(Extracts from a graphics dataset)
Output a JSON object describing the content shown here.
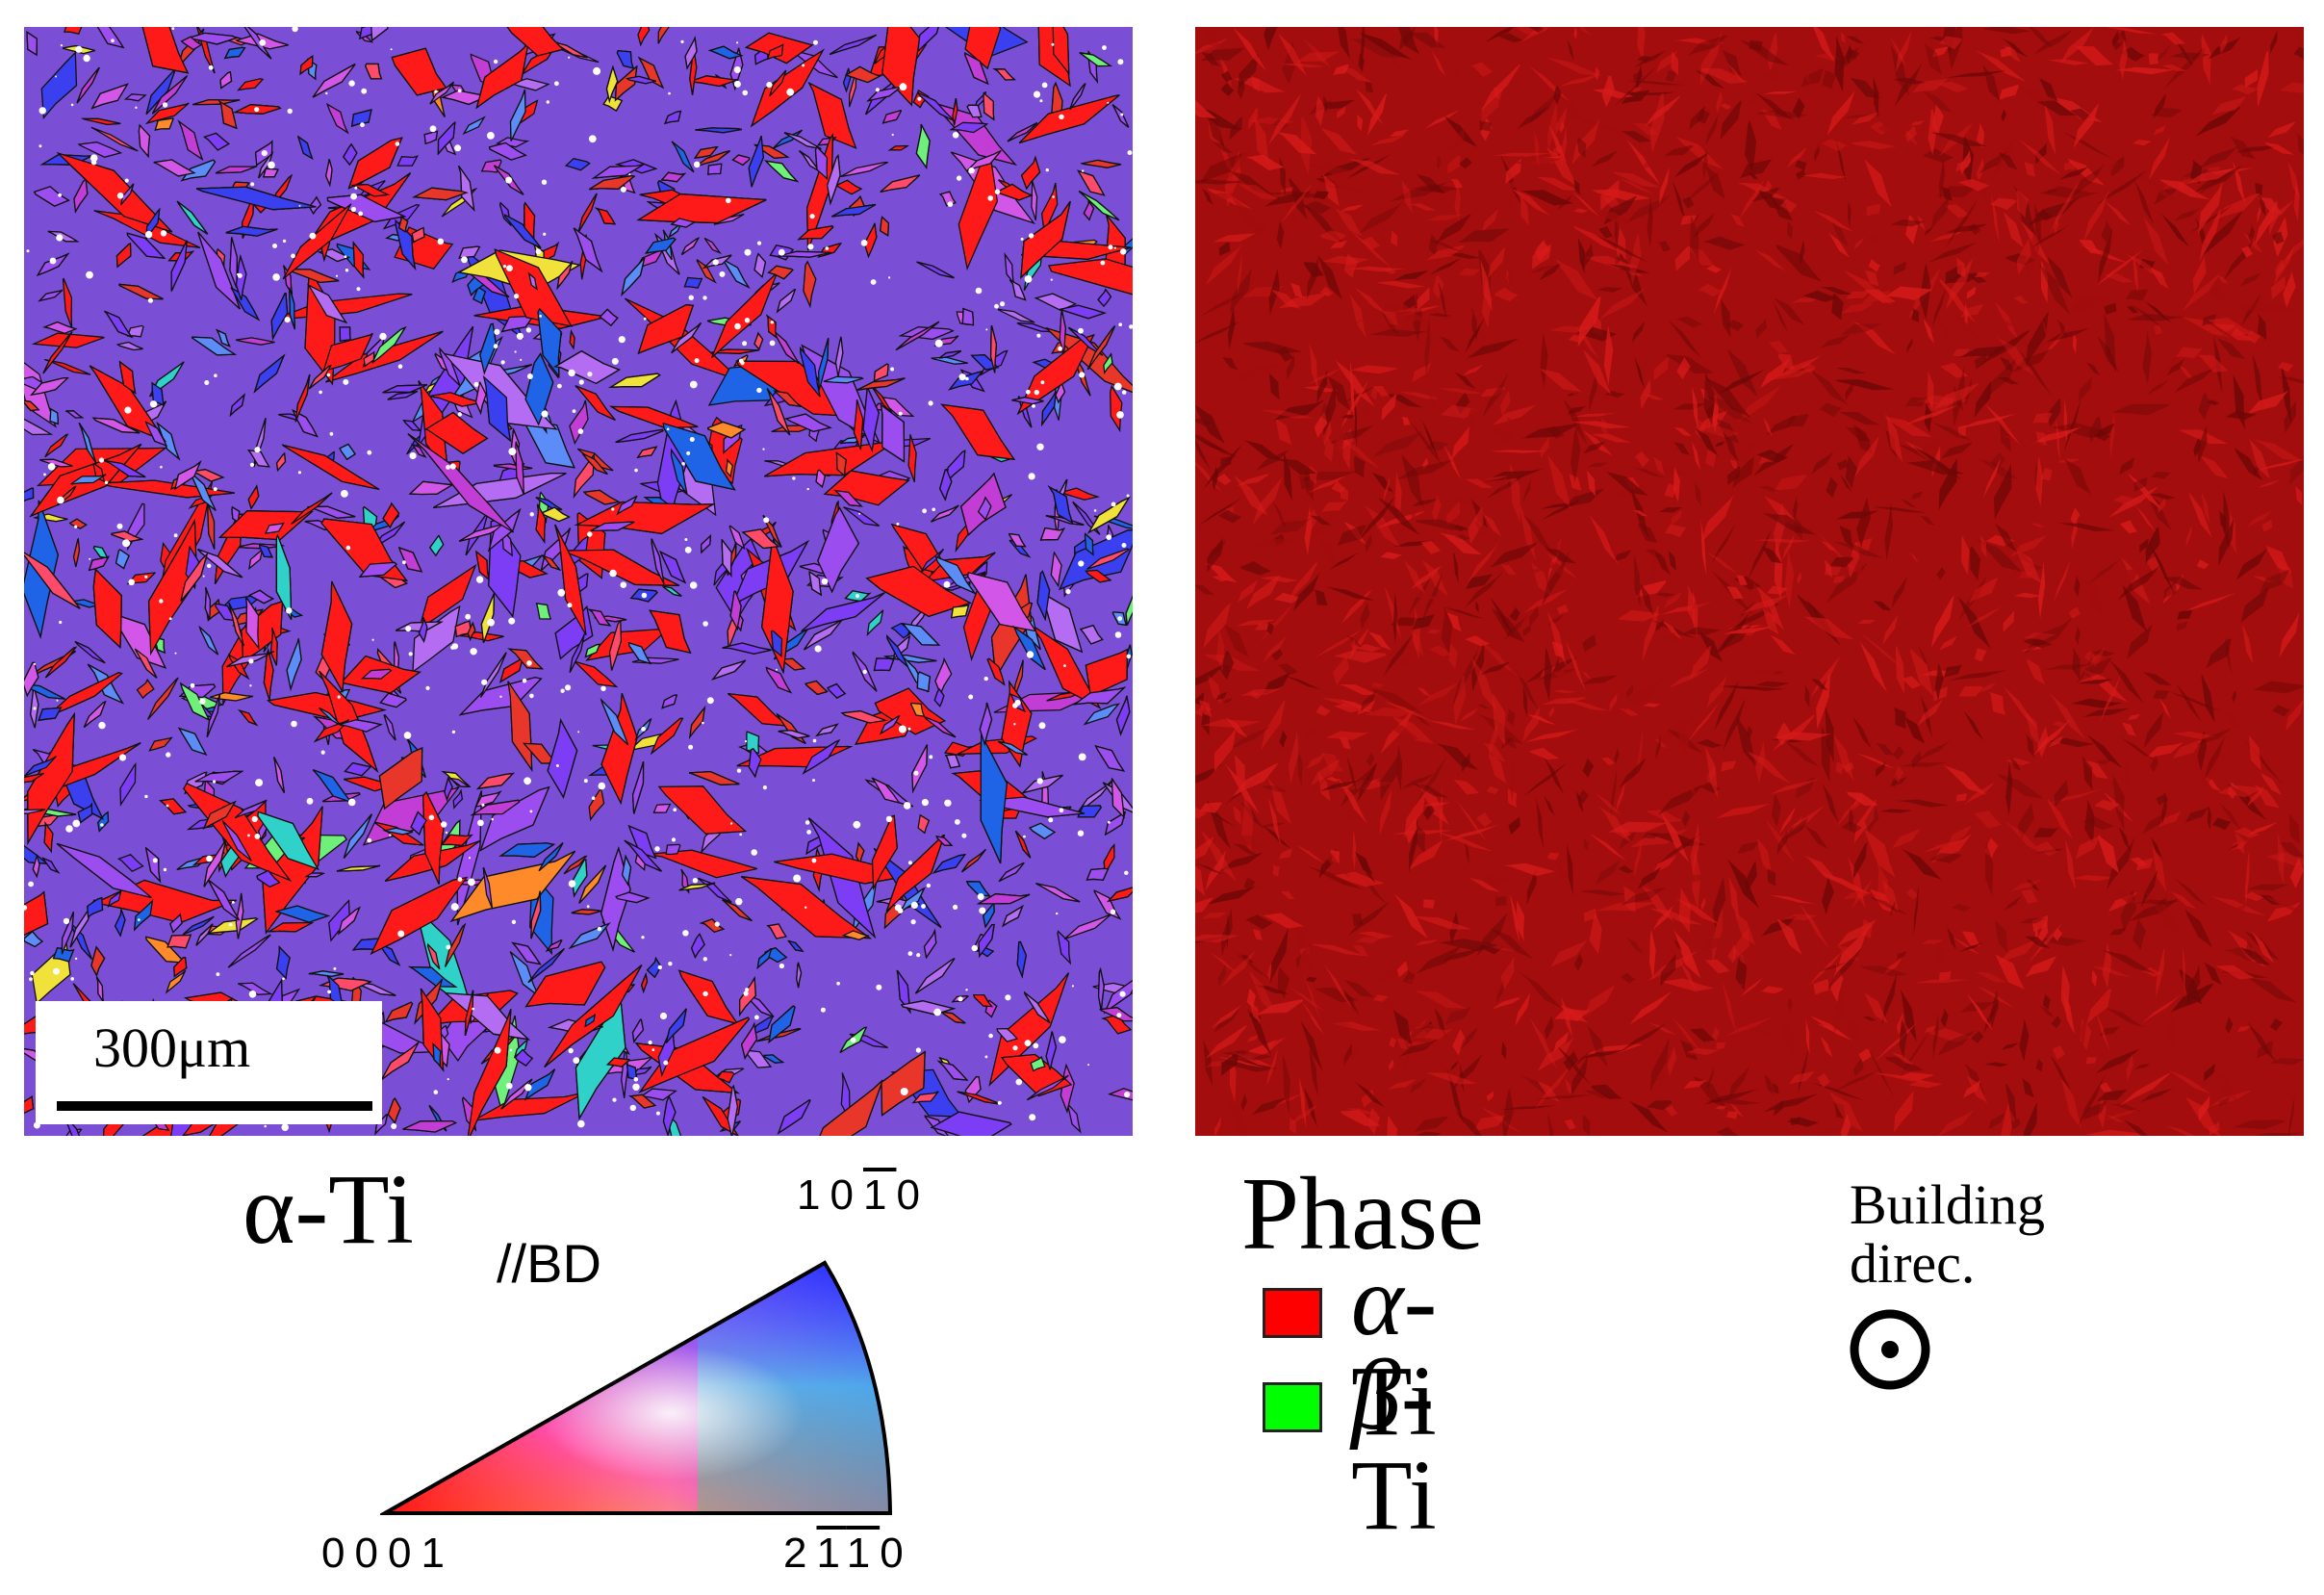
{
  "ipf_map": {
    "scale_bar_label": "300μm"
  },
  "phase_map": {},
  "ipf_legend": {
    "title": "α-Ti",
    "reference": "//BD",
    "corner_top": {
      "digits": [
        "1",
        "0",
        "1",
        "0"
      ],
      "overlined_index": 2
    },
    "corner_left": {
      "digits": [
        "0",
        "0",
        "0",
        "1"
      ],
      "overlined_index": -1
    },
    "corner_right": {
      "digits": [
        "2",
        "1",
        "1",
        "0"
      ],
      "overlined_indices": [
        1,
        2
      ]
    }
  },
  "phase_legend": {
    "title": "Phase",
    "items": [
      {
        "symbol": "α",
        "label": "-Ti",
        "color": "#ff0000"
      },
      {
        "symbol": "β",
        "label": "-Ti",
        "color": "#00ff00"
      }
    ]
  },
  "building_direction": {
    "label_line1": "Building",
    "label_line2": "direc.",
    "icon": "out-of-plane-arrow-icon"
  },
  "colors": {
    "ipf_palette": [
      "#ff1a1a",
      "#e8362b",
      "#9b4df0",
      "#7d3df5",
      "#b46cf2",
      "#3a3ff0",
      "#1f63e6",
      "#c23cd6",
      "#ff4a6a",
      "#2fd1c8",
      "#6ef07a",
      "#f0e23a",
      "#ff8a2a",
      "#d257e8",
      "#5b8cf7"
    ],
    "phase_base": "#a30d0d",
    "phase_light": "#d61a1a",
    "phase_dark": "#6e0707"
  }
}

__WHAT THE TASK REQUIRES__
All of the material above needs to be restated exactly, with no pictures.

__THE COMPLETED TASK__
Output a JSON object describing the content shown here.
{
  "ipf_map": {
    "scale_bar_label": "300μm"
  },
  "phase_map": {},
  "ipf_legend": {
    "title": "α-Ti",
    "reference": "//BD",
    "corner_top": {
      "digits": [
        "1",
        "0",
        "1",
        "0"
      ],
      "overlined_index": 2
    },
    "corner_left": {
      "digits": [
        "0",
        "0",
        "0",
        "1"
      ],
      "overlined_index": -1
    },
    "corner_right": {
      "digits": [
        "2",
        "1",
        "1",
        "0"
      ],
      "overlined_indices": [
        1,
        2
      ]
    }
  },
  "phase_legend": {
    "title": "Phase",
    "items": [
      {
        "symbol": "α",
        "label": "-Ti",
        "color": "#ff0000"
      },
      {
        "symbol": "β",
        "label": "-Ti",
        "color": "#00ff00"
      }
    ]
  },
  "building_direction": {
    "label_line1": "Building",
    "label_line2": "direc.",
    "icon": "out-of-plane-arrow-icon"
  },
  "colors": {
    "ipf_palette": [
      "#ff1a1a",
      "#e8362b",
      "#9b4df0",
      "#7d3df5",
      "#b46cf2",
      "#3a3ff0",
      "#1f63e6",
      "#c23cd6",
      "#ff4a6a",
      "#2fd1c8",
      "#6ef07a",
      "#f0e23a",
      "#ff8a2a",
      "#d257e8",
      "#5b8cf7"
    ],
    "phase_base": "#a30d0d",
    "phase_light": "#d61a1a",
    "phase_dark": "#6e0707"
  }
}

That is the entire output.